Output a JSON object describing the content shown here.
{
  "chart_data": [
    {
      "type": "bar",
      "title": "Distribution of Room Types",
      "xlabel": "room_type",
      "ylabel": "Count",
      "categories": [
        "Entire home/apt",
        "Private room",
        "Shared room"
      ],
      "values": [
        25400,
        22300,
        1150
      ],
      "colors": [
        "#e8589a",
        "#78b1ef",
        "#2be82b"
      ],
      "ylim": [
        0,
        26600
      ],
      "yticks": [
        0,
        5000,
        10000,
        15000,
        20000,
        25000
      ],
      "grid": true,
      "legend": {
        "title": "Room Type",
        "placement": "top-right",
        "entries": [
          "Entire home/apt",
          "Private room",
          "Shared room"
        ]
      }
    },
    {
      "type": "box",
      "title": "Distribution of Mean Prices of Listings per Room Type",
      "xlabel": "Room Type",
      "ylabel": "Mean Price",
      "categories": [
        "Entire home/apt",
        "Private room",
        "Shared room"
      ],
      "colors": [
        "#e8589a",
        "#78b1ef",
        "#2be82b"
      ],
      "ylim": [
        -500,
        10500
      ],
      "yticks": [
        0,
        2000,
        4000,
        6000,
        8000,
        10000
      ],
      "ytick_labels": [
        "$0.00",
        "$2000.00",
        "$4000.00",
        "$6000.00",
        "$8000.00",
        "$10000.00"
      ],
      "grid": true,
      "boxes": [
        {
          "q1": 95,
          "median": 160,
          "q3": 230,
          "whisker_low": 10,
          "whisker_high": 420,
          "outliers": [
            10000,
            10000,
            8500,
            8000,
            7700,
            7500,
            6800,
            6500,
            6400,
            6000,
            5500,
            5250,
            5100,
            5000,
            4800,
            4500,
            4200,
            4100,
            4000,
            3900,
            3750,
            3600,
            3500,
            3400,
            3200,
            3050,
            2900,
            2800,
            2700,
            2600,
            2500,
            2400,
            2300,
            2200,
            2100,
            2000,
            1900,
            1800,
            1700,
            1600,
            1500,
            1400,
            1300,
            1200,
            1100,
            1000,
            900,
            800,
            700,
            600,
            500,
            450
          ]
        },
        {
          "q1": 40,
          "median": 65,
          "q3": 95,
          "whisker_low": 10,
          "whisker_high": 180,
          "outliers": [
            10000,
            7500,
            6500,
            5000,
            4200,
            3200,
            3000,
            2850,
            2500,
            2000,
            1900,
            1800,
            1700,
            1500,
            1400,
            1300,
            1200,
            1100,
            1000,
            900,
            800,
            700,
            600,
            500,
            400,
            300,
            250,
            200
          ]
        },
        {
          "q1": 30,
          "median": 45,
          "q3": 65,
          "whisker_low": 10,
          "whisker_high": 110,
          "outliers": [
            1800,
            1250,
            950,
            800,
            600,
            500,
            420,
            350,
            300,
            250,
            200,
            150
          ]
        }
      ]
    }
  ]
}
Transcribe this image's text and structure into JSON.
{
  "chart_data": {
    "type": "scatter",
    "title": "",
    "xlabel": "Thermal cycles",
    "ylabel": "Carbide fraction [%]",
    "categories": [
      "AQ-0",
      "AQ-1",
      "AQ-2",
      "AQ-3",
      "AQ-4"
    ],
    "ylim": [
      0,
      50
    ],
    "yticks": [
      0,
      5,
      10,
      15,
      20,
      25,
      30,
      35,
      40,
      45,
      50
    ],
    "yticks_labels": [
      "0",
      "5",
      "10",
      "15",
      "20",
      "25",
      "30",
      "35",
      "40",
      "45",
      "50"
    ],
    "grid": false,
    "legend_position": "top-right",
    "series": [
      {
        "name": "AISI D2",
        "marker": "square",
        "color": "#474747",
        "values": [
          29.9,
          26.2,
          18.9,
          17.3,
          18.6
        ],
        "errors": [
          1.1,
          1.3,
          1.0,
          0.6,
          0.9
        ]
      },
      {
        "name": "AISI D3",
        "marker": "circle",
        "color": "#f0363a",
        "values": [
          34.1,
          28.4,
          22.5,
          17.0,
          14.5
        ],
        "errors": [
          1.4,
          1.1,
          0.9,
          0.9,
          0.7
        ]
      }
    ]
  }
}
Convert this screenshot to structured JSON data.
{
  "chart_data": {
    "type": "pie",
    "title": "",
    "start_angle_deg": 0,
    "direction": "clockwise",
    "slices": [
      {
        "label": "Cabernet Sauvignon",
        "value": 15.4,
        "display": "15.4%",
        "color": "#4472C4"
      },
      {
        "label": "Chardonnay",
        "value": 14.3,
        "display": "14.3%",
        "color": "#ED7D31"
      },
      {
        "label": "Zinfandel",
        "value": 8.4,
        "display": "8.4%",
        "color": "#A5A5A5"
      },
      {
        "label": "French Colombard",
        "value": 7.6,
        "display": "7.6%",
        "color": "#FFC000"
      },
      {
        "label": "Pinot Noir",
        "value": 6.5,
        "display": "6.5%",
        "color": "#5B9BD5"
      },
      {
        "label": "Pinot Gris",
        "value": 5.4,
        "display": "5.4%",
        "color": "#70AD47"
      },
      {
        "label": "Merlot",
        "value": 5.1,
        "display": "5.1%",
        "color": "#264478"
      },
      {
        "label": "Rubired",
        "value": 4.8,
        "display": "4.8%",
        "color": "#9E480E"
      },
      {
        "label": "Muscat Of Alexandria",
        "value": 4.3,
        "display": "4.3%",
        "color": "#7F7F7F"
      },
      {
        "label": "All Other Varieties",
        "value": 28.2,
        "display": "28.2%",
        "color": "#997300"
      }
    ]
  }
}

● **Task goal**:
Transcribe the data. Leave every line exactly as it is.

● **Exercise answer**:
Output a JSON object describing the content shown here.
{
  "chart_data": [
    {
      "type": "bar",
      "title": "Distribution of Room Types",
      "xlabel": "room_type",
      "ylabel": "Count",
      "categories": [
        "Entire home/apt",
        "Private room",
        "Shared room"
      ],
      "values": [
        25400,
        22300,
        1150
      ],
      "colors": [
        "#e8589a",
        "#78b1ef",
        "#2be82b"
      ],
      "ylim": [
        0,
        26600
      ],
      "yticks": [
        0,
        5000,
        10000,
        15000,
        20000,
        25000
      ],
      "grid": true,
      "legend": {
        "title": "Room Type",
        "placement": "top-right",
        "entries": [
          "Entire home/apt",
          "Private room",
          "Shared room"
        ]
      }
    },
    {
      "type": "box",
      "title": "Distribution of Mean Prices of Listings per Room Type",
      "xlabel": "Room Type",
      "ylabel": "Mean Price",
      "categories": [
        "Entire home/apt",
        "Private room",
        "Shared room"
      ],
      "colors": [
        "#e8589a",
        "#78b1ef",
        "#2be82b"
      ],
      "ylim": [
        -500,
        10500
      ],
      "yticks": [
        0,
        2000,
        4000,
        6000,
        8000,
        10000
      ],
      "ytick_labels": [
        "$0.00",
        "$2000.00",
        "$4000.00",
        "$6000.00",
        "$8000.00",
        "$10000.00"
      ],
      "grid": true,
      "boxes": [
        {
          "q1": 95,
          "median": 160,
          "q3": 230,
          "whisker_low": 10,
          "whisker_high": 420,
          "outliers": [
            10000,
            10000,
            8500,
            8000,
            7700,
            7500,
            6800,
            6500,
            6400,
            6000,
            5500,
            5250,
            5100,
            5000,
            4800,
            4500,
            4200,
            4100,
            4000,
            3900,
            3750,
            3600,
            3500,
            3400,
            3200,
            3050,
            2900,
            2800,
            2700,
            2600,
            2500,
            2400,
            2300,
            2200,
            2100,
            2000,
            1900,
            1800,
            1700,
            1600,
            1500,
            1400,
            1300,
            1200,
            1100,
            1000,
            900,
            800,
            700,
            600,
            500,
            450
          ]
        },
        {
          "q1": 40,
          "median": 65,
          "q3": 95,
          "whisker_low": 10,
          "whisker_high": 180,
          "outliers": [
            10000,
            7500,
            6500,
            5000,
            4200,
            3200,
            3000,
            2850,
            2500,
            2000,
            1900,
            1800,
            1700,
            1500,
            1400,
            1300,
            1200,
            1100,
            1000,
            900,
            800,
            700,
            600,
            500,
            400,
            300,
            250,
            200
          ]
        },
        {
          "q1": 30,
          "median": 45,
          "q3": 65,
          "whisker_low": 10,
          "whisker_high": 110,
          "outliers": [
            1800,
            1250,
            950,
            800,
            600,
            500,
            420,
            350,
            300,
            250,
            200,
            150
          ]
        }
      ]
    }
  ]
}
Transcribe this image's text and structure into JSON.
{
  "chart_data": {
    "type": "scatter",
    "title": "",
    "xlabel": "Thermal cycles",
    "ylabel": "Carbide fraction [%]",
    "categories": [
      "AQ-0",
      "AQ-1",
      "AQ-2",
      "AQ-3",
      "AQ-4"
    ],
    "ylim": [
      0,
      50
    ],
    "yticks": [
      0,
      5,
      10,
      15,
      20,
      25,
      30,
      35,
      40,
      45,
      50
    ],
    "yticks_labels": [
      "0",
      "5",
      "10",
      "15",
      "20",
      "25",
      "30",
      "35",
      "40",
      "45",
      "50"
    ],
    "grid": false,
    "legend_position": "top-right",
    "series": [
      {
        "name": "AISI D2",
        "marker": "square",
        "color": "#474747",
        "values": [
          29.9,
          26.2,
          18.9,
          17.3,
          18.6
        ],
        "errors": [
          1.1,
          1.3,
          1.0,
          0.6,
          0.9
        ]
      },
      {
        "name": "AISI D3",
        "marker": "circle",
        "color": "#f0363a",
        "values": [
          34.1,
          28.4,
          22.5,
          17.0,
          14.5
        ],
        "errors": [
          1.4,
          1.1,
          0.9,
          0.9,
          0.7
        ]
      }
    ]
  }
}
Convert this screenshot to structured JSON data.
{
  "chart_data": {
    "type": "pie",
    "title": "",
    "start_angle_deg": 0,
    "direction": "clockwise",
    "slices": [
      {
        "label": "Cabernet Sauvignon",
        "value": 15.4,
        "display": "15.4%",
        "color": "#4472C4"
      },
      {
        "label": "Chardonnay",
        "value": 14.3,
        "display": "14.3%",
        "color": "#ED7D31"
      },
      {
        "label": "Zinfandel",
        "value": 8.4,
        "display": "8.4%",
        "color": "#A5A5A5"
      },
      {
        "label": "French Colombard",
        "value": 7.6,
        "display": "7.6%",
        "color": "#FFC000"
      },
      {
        "label": "Pinot Noir",
        "value": 6.5,
        "display": "6.5%",
        "color": "#5B9BD5"
      },
      {
        "label": "Pinot Gris",
        "value": 5.4,
        "display": "5.4%",
        "color": "#70AD47"
      },
      {
        "label": "Merlot",
        "value": 5.1,
        "display": "5.1%",
        "color": "#264478"
      },
      {
        "label": "Rubired",
        "value": 4.8,
        "display": "4.8%",
        "color": "#9E480E"
      },
      {
        "label": "Muscat Of Alexandria",
        "value": 4.3,
        "display": "4.3%",
        "color": "#7F7F7F"
      },
      {
        "label": "All Other Varieties",
        "value": 28.2,
        "display": "28.2%",
        "color": "#997300"
      }
    ]
  }
}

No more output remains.